---------- Records for this exercise ----------
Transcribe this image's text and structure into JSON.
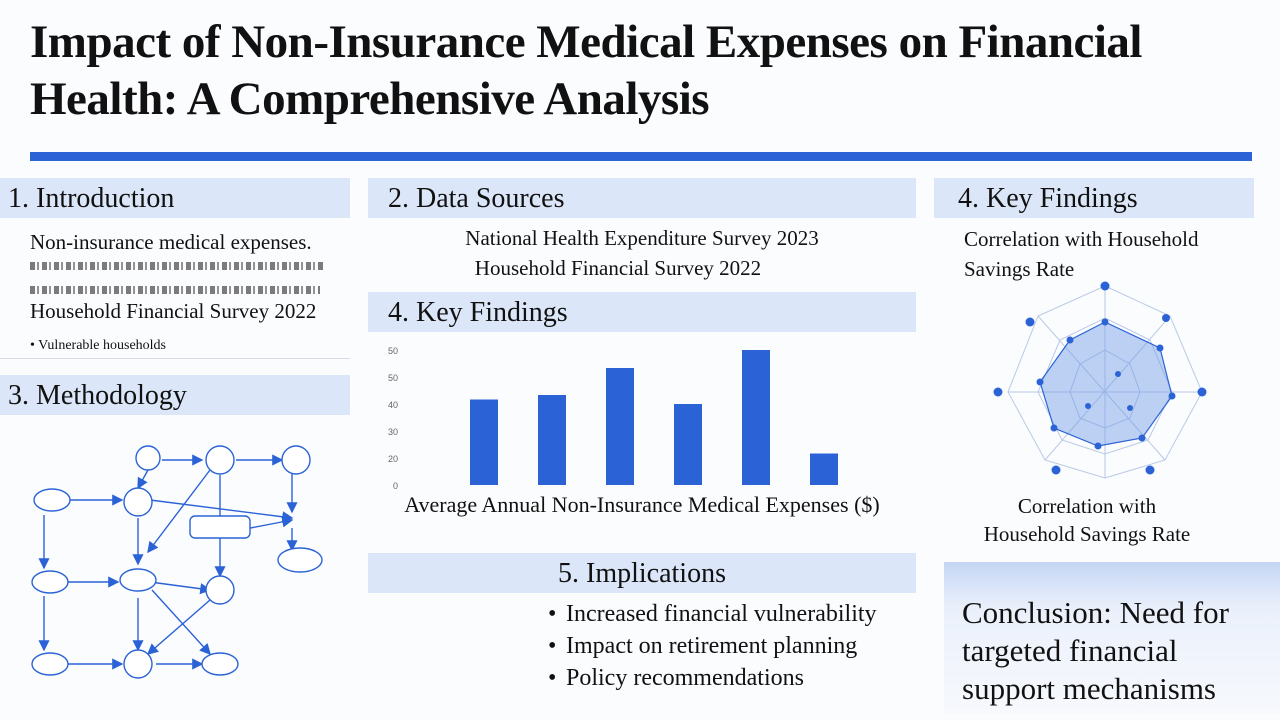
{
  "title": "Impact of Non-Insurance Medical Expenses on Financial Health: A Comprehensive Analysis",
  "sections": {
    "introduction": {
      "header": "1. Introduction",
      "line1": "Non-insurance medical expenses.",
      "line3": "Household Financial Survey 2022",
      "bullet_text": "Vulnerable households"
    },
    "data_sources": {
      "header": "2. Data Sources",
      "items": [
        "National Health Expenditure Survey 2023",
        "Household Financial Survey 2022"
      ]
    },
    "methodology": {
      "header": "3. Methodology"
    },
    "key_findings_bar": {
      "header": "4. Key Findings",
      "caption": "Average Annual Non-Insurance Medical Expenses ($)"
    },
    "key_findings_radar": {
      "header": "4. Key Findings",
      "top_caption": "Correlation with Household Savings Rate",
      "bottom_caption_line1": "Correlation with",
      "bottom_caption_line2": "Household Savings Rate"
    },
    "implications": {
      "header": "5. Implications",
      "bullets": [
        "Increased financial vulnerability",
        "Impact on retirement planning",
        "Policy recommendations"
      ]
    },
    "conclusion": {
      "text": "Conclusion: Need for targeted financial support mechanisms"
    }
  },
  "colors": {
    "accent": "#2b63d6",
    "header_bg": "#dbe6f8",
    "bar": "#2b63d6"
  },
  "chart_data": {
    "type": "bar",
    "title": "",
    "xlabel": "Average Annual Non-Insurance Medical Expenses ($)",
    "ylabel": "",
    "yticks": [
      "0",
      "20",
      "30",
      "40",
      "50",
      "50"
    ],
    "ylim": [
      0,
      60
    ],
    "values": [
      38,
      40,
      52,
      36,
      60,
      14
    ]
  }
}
----------
---------- Records for this exercise ----------
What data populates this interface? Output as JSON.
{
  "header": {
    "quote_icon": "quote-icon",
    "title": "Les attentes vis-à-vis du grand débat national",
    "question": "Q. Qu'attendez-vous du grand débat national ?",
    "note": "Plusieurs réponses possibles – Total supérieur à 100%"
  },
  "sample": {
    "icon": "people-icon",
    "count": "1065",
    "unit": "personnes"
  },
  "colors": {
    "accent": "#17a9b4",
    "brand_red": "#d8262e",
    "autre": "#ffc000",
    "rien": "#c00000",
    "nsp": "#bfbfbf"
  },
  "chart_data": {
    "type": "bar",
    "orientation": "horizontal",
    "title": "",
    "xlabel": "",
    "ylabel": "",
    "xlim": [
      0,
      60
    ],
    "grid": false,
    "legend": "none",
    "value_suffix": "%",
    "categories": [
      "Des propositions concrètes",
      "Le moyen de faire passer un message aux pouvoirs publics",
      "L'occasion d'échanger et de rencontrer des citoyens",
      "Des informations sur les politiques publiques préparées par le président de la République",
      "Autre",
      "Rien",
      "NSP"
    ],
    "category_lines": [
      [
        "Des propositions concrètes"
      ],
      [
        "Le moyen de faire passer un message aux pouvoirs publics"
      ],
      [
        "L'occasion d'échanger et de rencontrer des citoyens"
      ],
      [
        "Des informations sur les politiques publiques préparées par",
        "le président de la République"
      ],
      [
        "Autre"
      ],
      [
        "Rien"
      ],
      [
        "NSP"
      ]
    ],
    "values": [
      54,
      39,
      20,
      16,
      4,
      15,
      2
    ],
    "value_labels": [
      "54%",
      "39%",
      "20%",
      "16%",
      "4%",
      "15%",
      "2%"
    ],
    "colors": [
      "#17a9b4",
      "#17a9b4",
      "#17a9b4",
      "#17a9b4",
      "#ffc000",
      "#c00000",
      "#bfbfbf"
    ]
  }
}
----------
Problem requirements: Every line holding "grand" should be copied out.

Answer to this task:
    "title": "Les attentes vis-à-vis du grand débat national",
    "question": "Q. Qu'attendez-vous du grand débat national ?",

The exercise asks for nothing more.